* Dataset entries
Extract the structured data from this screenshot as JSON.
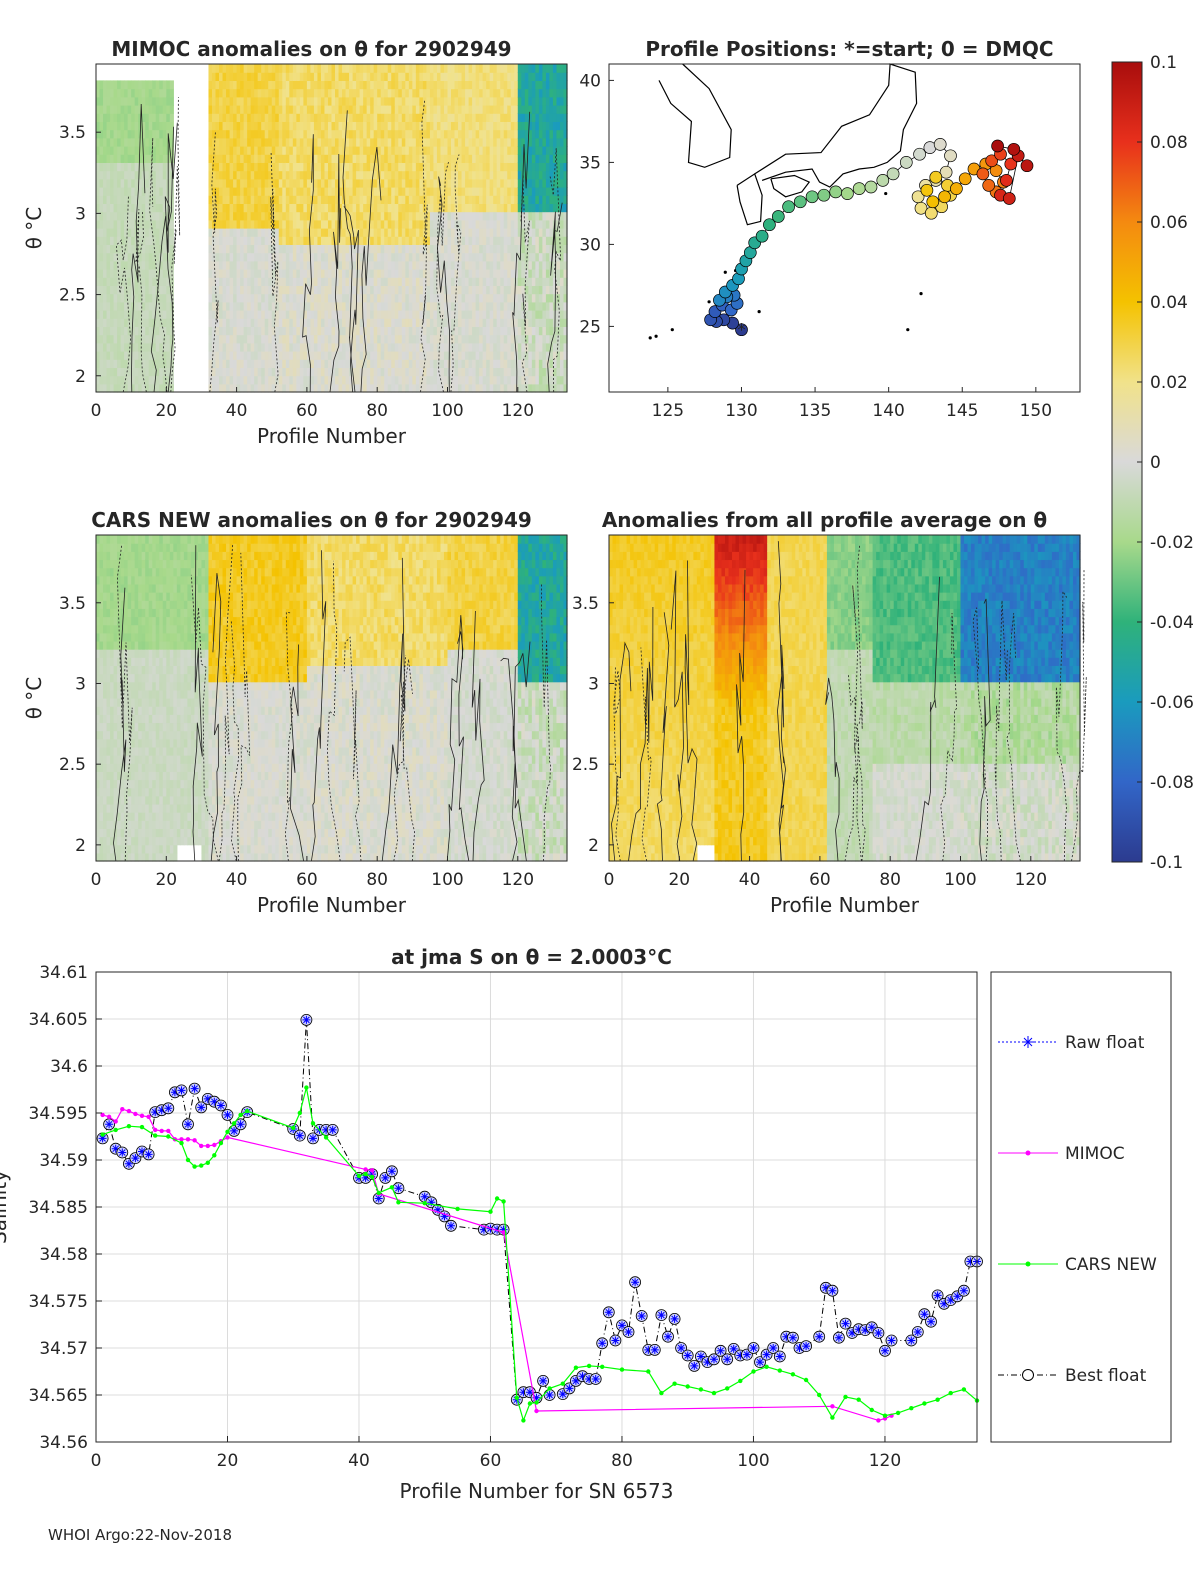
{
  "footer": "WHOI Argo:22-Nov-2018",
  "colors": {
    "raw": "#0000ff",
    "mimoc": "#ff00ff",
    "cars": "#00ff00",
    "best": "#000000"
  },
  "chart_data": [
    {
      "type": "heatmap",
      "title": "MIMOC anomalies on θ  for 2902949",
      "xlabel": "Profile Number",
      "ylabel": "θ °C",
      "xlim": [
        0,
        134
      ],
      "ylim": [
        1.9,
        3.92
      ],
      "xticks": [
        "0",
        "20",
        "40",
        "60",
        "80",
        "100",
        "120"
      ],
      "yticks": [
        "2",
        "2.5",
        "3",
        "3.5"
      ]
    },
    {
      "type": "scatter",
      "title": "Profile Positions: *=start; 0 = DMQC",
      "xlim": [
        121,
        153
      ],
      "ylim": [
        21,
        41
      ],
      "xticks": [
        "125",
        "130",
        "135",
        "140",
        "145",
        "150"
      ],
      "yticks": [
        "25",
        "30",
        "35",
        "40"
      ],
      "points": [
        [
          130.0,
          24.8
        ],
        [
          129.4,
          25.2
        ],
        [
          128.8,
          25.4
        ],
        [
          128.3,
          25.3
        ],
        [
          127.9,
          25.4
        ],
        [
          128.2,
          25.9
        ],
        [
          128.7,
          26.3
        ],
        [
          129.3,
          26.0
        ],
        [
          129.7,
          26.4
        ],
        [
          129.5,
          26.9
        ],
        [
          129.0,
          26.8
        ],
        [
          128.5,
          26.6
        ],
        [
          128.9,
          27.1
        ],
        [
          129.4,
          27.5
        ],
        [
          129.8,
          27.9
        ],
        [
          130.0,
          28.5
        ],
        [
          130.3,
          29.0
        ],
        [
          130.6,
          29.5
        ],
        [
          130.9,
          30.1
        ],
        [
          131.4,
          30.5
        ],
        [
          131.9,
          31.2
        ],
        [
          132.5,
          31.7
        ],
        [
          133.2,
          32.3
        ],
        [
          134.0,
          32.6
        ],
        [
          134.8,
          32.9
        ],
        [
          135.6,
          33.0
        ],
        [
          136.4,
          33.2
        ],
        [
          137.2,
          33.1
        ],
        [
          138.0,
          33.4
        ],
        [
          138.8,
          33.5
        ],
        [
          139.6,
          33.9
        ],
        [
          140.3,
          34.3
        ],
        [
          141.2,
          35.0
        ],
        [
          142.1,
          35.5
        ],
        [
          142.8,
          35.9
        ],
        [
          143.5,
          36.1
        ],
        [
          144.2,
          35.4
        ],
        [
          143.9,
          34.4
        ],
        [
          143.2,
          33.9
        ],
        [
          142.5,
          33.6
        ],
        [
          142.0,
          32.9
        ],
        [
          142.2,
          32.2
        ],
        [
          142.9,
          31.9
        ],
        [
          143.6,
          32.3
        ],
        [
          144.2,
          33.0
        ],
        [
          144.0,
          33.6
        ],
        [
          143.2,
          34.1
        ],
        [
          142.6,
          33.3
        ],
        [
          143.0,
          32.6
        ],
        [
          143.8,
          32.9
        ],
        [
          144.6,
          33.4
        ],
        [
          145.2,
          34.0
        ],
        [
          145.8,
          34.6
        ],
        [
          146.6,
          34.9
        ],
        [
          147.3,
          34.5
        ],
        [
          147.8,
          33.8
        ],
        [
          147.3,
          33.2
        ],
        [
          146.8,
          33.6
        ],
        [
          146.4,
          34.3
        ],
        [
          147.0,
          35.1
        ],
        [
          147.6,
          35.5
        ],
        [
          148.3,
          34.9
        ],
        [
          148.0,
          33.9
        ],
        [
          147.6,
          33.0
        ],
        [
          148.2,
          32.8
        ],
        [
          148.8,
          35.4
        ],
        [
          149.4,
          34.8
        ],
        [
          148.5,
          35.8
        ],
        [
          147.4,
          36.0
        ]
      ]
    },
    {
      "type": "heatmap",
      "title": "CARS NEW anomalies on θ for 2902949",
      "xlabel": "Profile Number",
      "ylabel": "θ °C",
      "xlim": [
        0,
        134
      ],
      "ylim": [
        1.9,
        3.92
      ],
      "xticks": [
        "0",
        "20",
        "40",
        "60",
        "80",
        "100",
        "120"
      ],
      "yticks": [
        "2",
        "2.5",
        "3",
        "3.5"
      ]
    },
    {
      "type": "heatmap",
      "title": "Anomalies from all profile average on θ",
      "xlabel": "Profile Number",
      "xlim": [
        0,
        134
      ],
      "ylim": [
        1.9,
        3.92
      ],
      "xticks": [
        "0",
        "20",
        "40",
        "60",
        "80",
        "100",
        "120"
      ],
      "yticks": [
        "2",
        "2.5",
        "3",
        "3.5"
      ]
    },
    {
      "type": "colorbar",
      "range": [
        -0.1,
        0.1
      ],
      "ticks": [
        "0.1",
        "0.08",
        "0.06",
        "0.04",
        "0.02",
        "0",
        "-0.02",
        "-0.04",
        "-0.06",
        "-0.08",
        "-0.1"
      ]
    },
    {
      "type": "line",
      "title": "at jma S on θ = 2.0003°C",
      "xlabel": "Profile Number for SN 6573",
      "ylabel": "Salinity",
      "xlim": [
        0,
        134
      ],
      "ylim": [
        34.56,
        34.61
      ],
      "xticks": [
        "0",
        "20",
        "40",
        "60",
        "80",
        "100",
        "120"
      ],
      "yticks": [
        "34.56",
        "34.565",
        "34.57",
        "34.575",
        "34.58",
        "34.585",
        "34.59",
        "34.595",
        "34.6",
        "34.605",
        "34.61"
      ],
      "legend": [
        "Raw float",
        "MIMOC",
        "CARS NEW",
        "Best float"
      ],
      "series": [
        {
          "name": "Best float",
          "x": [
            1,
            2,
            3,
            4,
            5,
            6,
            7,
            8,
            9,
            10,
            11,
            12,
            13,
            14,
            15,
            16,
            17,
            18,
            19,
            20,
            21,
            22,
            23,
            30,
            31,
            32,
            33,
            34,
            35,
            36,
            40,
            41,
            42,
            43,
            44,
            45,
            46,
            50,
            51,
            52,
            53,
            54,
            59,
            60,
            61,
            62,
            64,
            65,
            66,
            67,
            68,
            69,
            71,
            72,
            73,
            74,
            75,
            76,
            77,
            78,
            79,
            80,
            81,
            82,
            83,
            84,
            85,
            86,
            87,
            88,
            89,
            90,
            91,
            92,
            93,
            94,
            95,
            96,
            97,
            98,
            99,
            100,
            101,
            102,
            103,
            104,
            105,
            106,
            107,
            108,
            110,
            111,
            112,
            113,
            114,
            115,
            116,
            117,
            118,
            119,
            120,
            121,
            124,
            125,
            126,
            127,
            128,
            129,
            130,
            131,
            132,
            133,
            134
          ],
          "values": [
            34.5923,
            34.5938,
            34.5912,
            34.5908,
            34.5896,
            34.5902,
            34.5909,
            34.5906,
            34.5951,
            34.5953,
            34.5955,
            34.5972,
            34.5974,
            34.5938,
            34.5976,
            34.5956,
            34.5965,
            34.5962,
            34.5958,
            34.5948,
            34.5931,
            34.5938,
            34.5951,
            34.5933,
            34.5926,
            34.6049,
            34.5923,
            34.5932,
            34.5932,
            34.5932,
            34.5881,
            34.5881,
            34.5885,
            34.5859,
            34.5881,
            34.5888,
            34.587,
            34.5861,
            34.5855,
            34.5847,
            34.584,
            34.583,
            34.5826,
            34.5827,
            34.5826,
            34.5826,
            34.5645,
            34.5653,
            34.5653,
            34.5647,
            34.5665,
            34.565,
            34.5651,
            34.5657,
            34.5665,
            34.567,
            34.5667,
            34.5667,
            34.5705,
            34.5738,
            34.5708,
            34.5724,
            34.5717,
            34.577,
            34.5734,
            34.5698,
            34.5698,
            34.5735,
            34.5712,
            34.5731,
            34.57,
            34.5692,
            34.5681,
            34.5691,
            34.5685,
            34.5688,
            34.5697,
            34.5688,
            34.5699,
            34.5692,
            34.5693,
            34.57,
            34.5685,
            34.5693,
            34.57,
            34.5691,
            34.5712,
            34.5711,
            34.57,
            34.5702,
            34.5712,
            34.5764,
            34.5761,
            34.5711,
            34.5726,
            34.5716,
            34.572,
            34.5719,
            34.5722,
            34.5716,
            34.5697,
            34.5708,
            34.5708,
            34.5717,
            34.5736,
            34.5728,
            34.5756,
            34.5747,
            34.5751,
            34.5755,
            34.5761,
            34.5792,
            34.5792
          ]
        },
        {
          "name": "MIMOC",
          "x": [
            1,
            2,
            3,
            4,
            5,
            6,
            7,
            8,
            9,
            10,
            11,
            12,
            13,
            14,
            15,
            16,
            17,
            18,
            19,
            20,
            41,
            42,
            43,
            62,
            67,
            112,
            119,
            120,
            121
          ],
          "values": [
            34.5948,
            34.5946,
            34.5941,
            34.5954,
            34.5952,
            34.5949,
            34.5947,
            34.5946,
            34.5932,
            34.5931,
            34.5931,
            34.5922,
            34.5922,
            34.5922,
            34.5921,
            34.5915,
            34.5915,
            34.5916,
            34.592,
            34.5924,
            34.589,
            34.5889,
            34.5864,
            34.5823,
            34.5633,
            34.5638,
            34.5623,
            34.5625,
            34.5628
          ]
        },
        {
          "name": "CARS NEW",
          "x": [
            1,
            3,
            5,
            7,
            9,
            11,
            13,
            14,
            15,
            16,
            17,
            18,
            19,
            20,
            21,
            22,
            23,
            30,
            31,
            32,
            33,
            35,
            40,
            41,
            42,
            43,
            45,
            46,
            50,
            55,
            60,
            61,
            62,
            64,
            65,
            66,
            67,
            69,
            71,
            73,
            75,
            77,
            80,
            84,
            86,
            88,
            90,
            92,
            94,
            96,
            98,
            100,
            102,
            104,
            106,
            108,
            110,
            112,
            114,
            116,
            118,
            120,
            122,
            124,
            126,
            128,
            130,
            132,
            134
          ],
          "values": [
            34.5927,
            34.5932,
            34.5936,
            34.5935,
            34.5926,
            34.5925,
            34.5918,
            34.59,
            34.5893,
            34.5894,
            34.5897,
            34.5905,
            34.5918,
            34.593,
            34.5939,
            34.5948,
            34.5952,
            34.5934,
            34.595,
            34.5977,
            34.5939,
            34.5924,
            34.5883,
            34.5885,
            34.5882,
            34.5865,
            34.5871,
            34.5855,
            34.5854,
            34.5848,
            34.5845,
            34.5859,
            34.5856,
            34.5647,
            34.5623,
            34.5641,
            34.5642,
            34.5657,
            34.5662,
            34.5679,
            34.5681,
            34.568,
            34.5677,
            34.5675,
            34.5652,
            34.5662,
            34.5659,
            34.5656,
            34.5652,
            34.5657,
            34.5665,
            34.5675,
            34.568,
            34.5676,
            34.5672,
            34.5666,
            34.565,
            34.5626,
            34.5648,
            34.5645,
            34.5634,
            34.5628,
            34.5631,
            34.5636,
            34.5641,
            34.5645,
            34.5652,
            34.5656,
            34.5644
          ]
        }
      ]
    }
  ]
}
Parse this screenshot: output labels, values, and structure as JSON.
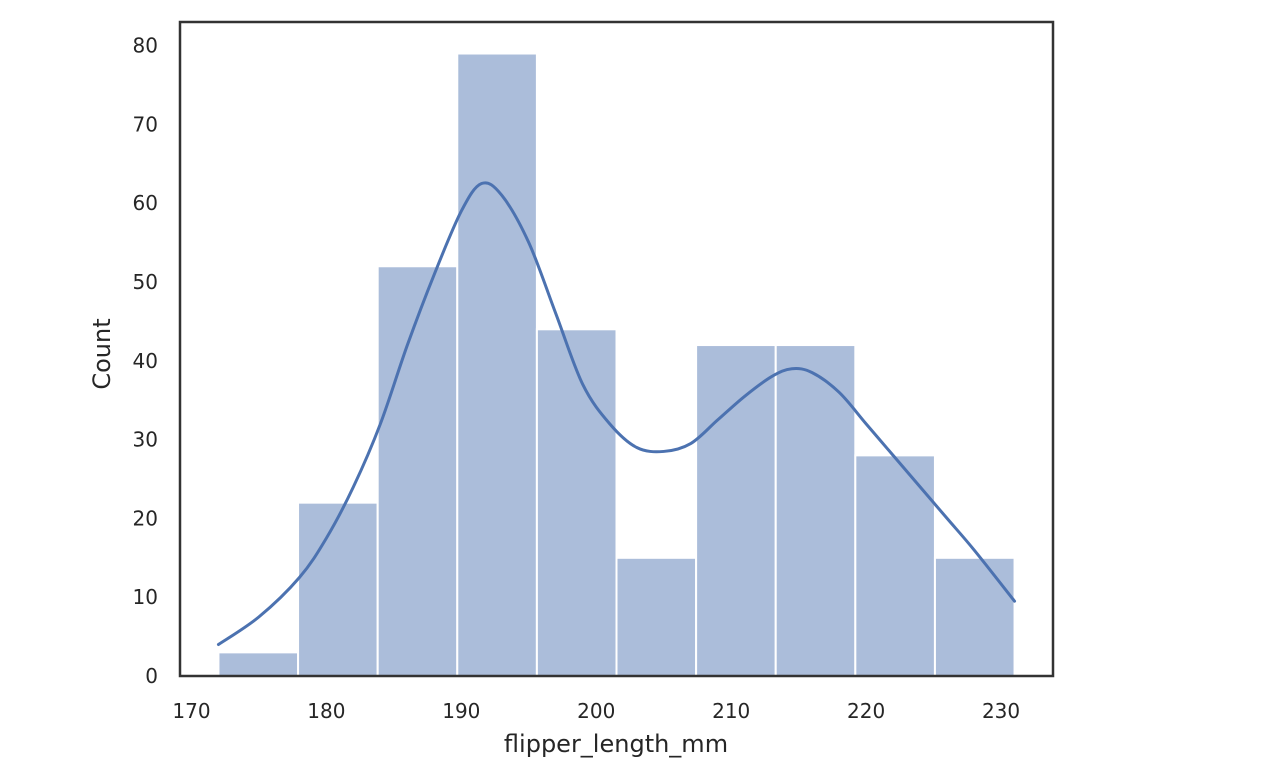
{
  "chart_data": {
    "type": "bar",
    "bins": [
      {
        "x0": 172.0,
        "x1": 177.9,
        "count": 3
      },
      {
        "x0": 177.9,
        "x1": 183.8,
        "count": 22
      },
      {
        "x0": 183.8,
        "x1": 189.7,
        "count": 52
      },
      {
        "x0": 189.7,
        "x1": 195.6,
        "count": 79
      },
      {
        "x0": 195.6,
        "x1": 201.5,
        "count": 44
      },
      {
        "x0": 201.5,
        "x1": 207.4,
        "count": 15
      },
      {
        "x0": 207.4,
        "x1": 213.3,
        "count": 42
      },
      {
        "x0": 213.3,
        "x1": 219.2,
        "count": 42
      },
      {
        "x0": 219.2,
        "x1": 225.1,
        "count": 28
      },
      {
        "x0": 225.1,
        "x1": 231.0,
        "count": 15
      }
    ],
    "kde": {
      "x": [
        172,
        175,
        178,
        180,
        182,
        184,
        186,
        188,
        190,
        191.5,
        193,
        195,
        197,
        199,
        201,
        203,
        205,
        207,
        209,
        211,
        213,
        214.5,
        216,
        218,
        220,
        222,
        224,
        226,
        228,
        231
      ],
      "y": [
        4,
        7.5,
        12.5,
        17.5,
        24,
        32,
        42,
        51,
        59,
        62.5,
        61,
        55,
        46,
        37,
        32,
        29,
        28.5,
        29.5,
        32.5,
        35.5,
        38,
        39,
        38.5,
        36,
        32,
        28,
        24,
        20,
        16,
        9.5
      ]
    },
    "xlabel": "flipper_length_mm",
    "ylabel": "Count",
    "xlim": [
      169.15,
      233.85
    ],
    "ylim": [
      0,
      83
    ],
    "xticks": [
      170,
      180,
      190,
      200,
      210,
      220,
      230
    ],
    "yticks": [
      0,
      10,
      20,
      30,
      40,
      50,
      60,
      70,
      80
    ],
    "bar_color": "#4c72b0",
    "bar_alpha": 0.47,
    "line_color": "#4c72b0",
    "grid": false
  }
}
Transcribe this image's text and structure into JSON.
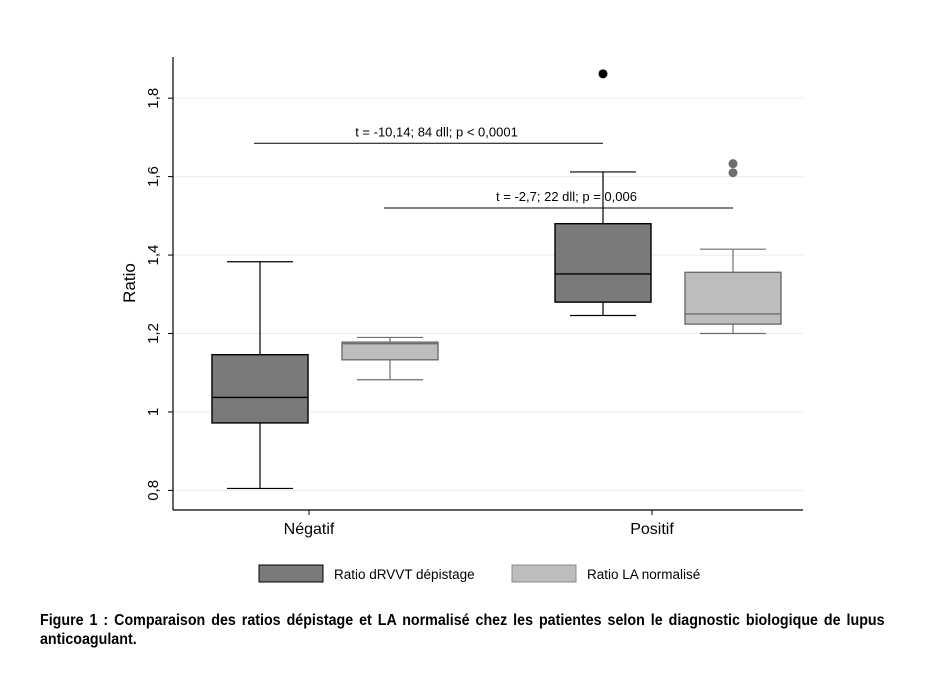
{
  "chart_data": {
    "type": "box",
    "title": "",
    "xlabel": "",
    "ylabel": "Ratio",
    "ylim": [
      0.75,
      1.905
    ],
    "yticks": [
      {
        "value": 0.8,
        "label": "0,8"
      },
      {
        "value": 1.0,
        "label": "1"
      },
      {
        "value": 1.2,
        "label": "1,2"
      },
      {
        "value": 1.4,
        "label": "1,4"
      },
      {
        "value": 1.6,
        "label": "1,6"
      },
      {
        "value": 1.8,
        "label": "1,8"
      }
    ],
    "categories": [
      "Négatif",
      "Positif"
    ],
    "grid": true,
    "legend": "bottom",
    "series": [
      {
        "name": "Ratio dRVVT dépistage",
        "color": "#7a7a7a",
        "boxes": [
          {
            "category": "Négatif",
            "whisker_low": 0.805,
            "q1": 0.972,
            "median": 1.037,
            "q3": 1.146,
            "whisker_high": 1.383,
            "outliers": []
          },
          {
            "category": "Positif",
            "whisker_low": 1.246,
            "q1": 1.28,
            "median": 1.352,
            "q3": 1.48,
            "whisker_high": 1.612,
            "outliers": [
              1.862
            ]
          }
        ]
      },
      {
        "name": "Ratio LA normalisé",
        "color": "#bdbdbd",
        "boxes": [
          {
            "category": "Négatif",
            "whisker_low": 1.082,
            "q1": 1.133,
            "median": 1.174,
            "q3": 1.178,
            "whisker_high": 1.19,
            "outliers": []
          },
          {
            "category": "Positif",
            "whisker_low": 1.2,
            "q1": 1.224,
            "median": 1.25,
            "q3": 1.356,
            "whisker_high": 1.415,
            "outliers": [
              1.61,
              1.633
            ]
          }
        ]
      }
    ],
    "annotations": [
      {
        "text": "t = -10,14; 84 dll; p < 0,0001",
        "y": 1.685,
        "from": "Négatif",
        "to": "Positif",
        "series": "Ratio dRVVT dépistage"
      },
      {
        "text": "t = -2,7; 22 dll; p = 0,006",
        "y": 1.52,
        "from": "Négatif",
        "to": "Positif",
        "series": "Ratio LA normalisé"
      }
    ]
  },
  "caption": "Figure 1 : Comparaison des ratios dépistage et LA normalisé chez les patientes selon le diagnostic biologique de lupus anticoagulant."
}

* What the task requires
Work out the number of lines in this listing that include the word "ylabel". Reply with that number only.

* Solution to this problem
5